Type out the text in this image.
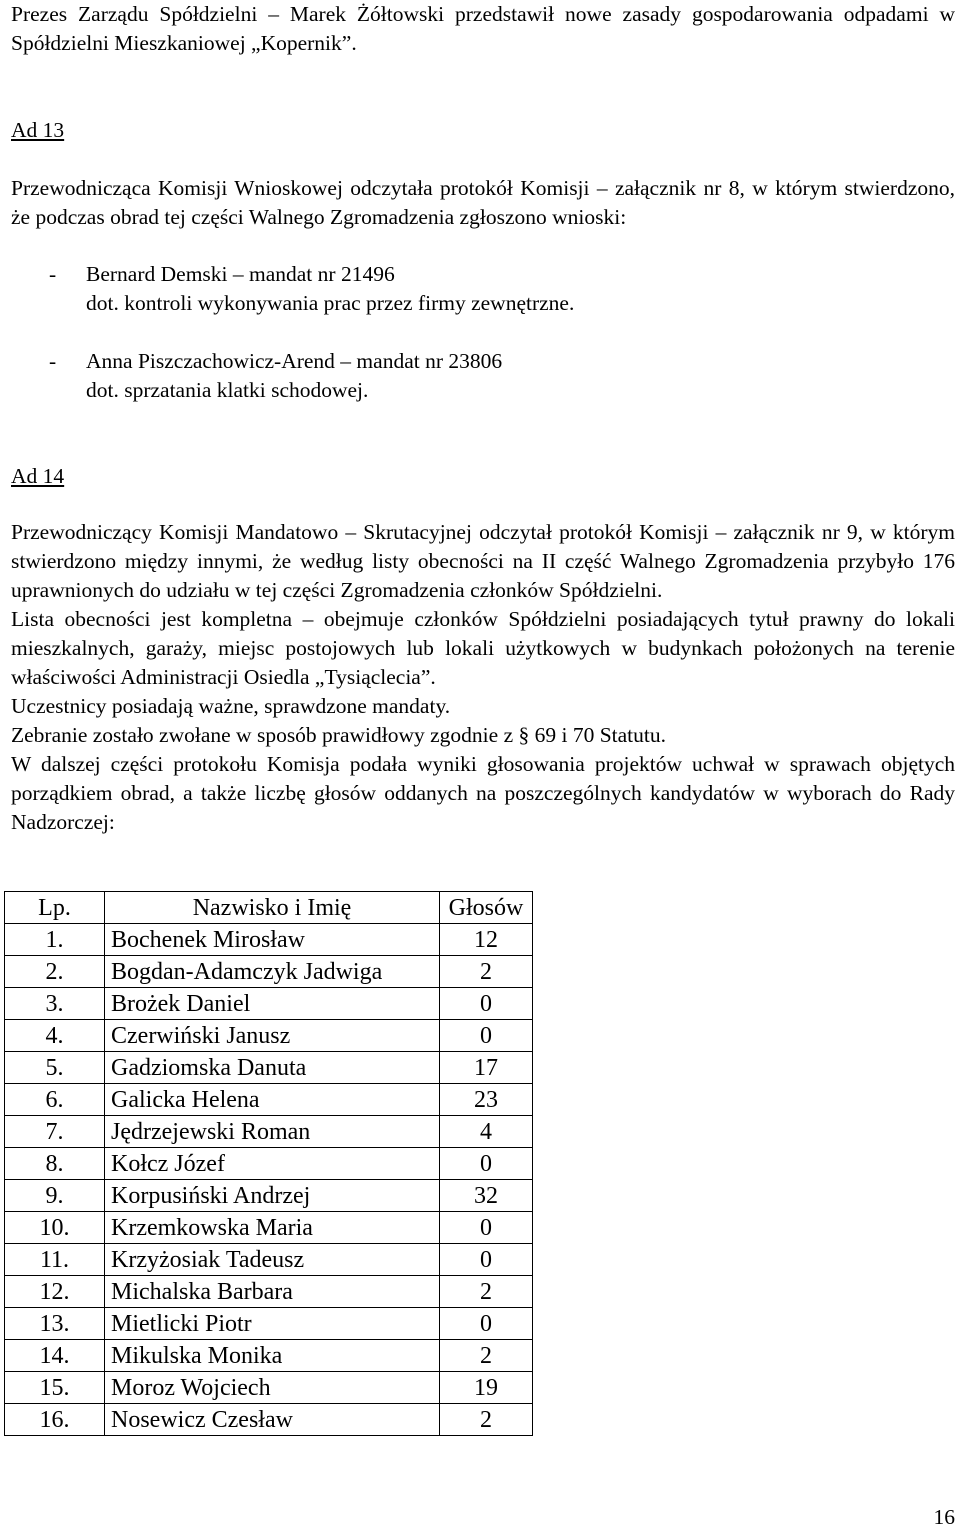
Prezes Zarządu Spółdzielni – Marek Żółtowski przedstawił nowe zasady gospodarowania odpadami w Spółdzielni Mieszkaniowej „Kopernik”.

Ad 13

Przewodnicząca Komisji Wnioskowej odczytała protokół Komisji – załącznik nr 8, w którym stwierdzono, że podczas obrad tej części Walnego Zgromadzenia zgłoszono wnioski:

- Bernard Demski – mandat nr 21496
dot. kontroli wykonywania prac przez firmy zewnętrzne.
- Anna Piszczachowicz-Arend – mandat nr 23806
dot. sprzatania klatki schodowej.

Ad 14

Przewodniczący Komisji Mandatowo – Skrutacyjnej odczytał protokół Komisji – załącznik nr 9, w którym stwierdzono między innymi, że według listy obecności na II część Walnego Zgromadzenia przybyło 176 uprawnionych do udziału w tej części Zgromadzenia członków Spółdzielni.

Lista obecności jest kompletna – obejmuje członków Spółdzielni posiadających tytuł prawny do lokali mieszkalnych, garaży, miejsc postojowych lub lokali użytkowych w budynkach położonych na terenie właściwości Administracji Osiedla „Tysiąclecia”.

Uczestnicy posiadają ważne, sprawdzone mandaty.

Zebranie zostało zwołane w sposób prawidłowy zgodnie z § 69 i 70 Statutu.

W dalszej części protokołu Komisja podała wyniki głosowania projektów uchwał w sprawach objętych porządkiem obrad, a także liczbę głosów oddanych na poszczególnych kandydatów w wyborach do Rady Nadzorczej:

Lp.	Nazwisko i Imię	Głosów
1.	Bochenek Mirosław	12
2.	Bogdan-Adamczyk Jadwiga	2
3.	Brożek Daniel	0
4.	Czerwiński Janusz	0
5.	Gadziomska Danuta	17
6.	Galicka Helena	23
7.	Jędrzejewski Roman	4
8.	Kołcz Józef	0
9.	Korpusiński Andrzej	32
10.	Krzemkowska Maria	0
11.	Krzyżosiak Tadeusz	0
12.	Michalska Barbara	2
13.	Mietlicki Piotr	0
14.	Mikulska Monika	2
15.	Moroz Wojciech	19
16.	Nosewicz Czesław	2
16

==========

_Challenge_.
Restate the listing above word for word, and skip the pictures.

_Complete response_.
Type out the text in this image.
Prezes Zarządu Spółdzielni – Marek Żółtowski przedstawił nowe zasady gospodarowania odpadami w Spółdzielni Mieszkaniowej „Kopernik”.

Ad 13

Przewodnicząca Komisji Wnioskowej odczytała protokół Komisji – załącznik nr 8, w którym stwierdzono, że podczas obrad tej części Walnego Zgromadzenia zgłoszono wnioski:

- Bernard Demski – mandat nr 21496
dot. kontroli wykonywania prac przez firmy zewnętrzne.
- Anna Piszczachowicz-Arend – mandat nr 23806
dot. sprzatania klatki schodowej.

Ad 14

Przewodniczący Komisji Mandatowo – Skrutacyjnej odczytał protokół Komisji – załącznik nr 9, w którym stwierdzono między innymi, że według listy obecności na II część Walnego Zgromadzenia przybyło 176 uprawnionych do udziału w tej części Zgromadzenia członków Spółdzielni.

Lista obecności jest kompletna – obejmuje członków Spółdzielni posiadających tytuł prawny do lokali mieszkalnych, garaży, miejsc postojowych lub lokali użytkowych w budynkach położonych na terenie właściwości Administracji Osiedla „Tysiąclecia”.

Uczestnicy posiadają ważne, sprawdzone mandaty.

Zebranie zostało zwołane w sposób prawidłowy zgodnie z § 69 i 70 Statutu.

W dalszej części protokołu Komisja podała wyniki głosowania projektów uchwał w sprawach objętych porządkiem obrad, a także liczbę głosów oddanych na poszczególnych kandydatów w wyborach do Rady Nadzorczej:

Lp.	Nazwisko i Imię	Głosów
1.	Bochenek Mirosław	12
2.	Bogdan-Adamczyk Jadwiga	2
3.	Brożek Daniel	0
4.	Czerwiński Janusz	0
5.	Gadziomska Danuta	17
6.	Galicka Helena	23
7.	Jędrzejewski Roman	4
8.	Kołcz Józef	0
9.	Korpusiński Andrzej	32
10.	Krzemkowska Maria	0
11.	Krzyżosiak Tadeusz	0
12.	Michalska Barbara	2
13.	Mietlicki Piotr	0
14.	Mikulska Monika	2
15.	Moroz Wojciech	19
16.	Nosewicz Czesław	2
16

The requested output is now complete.